Top of Excerpt provided

Section Five – Management of the Company
Article 20
The Company may, by resolution of the Board of Directors, appoint one or more managers.
Article 21
The scope of duties and power of managers of the Company may, in addition to what are specified in the Articles of Incorporation, also be defined in the contract.
48
Section Six – Financial Reports
Article 22
The Company’s fiscal year shall be from January 1[st] of each year to December 31[st] of the same year. After the end of each fiscal year, the Company shall prepare final accounts for that year.
Article 23
After the end of each fiscal year, in accordance with Article 228 of the Company Act, the following reports shall be prepared by the Board of Directors, and be submitted to the shareholders’ meeting for acceptance.
-
Business Report.
-
Financial Statements.
-
Proposal Concerning Appropriation of Profits or Covering of Losses.

Bottom of Excerpt provided

> **What to do**
a) In the excerpt on company management and financial reports, change "managers" to "executives" and write out the passage, beginning at the words "Section Five –" and stopping after "meeting for acceptance.".
b) Answer these questions from the excerpt on company management and financial reports:
(i) By what means may the Company appoint managers?
(ii) What dates mark the start and end of the Company's fiscal year?
(iii) Which article of the Company Act governs the reports prepared after each fiscal year?
c) Can you resume the company's articles of incorporation, starting after the final listed report on appropriation of profits or covering of losses?

Top of Material shown

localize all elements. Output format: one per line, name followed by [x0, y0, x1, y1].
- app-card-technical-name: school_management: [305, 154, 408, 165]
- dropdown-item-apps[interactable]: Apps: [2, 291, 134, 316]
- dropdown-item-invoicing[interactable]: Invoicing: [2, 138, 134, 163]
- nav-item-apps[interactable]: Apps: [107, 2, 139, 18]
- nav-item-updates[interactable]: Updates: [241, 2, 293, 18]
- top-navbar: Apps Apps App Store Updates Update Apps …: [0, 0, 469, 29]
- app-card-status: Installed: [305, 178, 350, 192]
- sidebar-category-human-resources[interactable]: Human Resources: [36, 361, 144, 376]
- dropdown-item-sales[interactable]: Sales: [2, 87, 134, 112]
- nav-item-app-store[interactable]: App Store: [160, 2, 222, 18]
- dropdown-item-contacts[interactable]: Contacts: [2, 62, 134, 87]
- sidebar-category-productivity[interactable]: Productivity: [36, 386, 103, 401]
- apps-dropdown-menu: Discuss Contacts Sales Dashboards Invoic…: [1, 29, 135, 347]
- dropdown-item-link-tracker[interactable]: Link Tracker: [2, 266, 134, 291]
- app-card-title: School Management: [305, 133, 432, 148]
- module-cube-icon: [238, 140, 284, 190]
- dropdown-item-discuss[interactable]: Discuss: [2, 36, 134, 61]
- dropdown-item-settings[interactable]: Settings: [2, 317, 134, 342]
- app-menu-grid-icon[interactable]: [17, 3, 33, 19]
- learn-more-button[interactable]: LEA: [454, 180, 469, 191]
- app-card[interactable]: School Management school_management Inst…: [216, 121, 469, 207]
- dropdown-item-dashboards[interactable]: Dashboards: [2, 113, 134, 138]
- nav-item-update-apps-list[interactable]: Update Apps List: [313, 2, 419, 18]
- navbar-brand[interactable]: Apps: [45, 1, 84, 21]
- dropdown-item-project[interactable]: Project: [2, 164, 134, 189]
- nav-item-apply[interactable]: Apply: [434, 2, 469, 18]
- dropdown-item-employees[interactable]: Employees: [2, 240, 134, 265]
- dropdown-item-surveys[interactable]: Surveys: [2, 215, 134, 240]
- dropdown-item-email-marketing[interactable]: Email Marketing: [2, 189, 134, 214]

Bottom of Material shown

> **Answer section**
a)
Section Five – Management of the Company
Article 20
The Company may, by resolution of the Board of Directors, appoint one or more executives.
Article 21
The scope of duties and power of executives of the Company may, in addition to what are specified in the Articles of Incorporation, also be defined in the contract.
48
Section Six – Financial Reports
Article 22
The Company’s fiscal year shall be from January 1[st] of each year to December 31[st] of the same year. After the end of each fiscal year, the Company shall prepare final accounts for that year.
Article 23
After the end of each fiscal year, in accordance with Article 228 of the Company Act, the following reports shall be prepared by the Board of Directors, and be submitted to the shareholders’ meeting for acceptance.

b)
(i) By resolution of the Board of Directors.
(ii) January 1 to December 31 of the same year.
(iii) Article 228.

c)
Article 24
If there is any profit for a specific fiscal year, the Company shall allocate no less than 1% of the profit as employees’ compensation and shall allocate at a maximum of 0.5% of the profit as remuneration to Directors, provided that the Company’s accumulated losses shall have been covered in advance. Employee’s compensation may be distributed in the form of shares or in cash, and employees qualified to receive such compensation may include employees from affiliates companies who meet certain qualification. The Board of Directors is authorized to determine the qualification of such employees. The remuneration to Directors shall be paid in cash.
Article 24-1
If there is any profit in an annual general financial statement of the Company, such profit shall be distributed in the following orders:
-
Reserve for tax payments.
-
Offset accumulated losses in previous years, if any.
-
Legal reserve, which is 10% of leftover profits. However, this restriction does not apply in the event that the amount of the accumulated legal reserve equals or exceeds the Company’s total capital stock.
-
Allocation or reverse of special reserves as required by law or government authorities.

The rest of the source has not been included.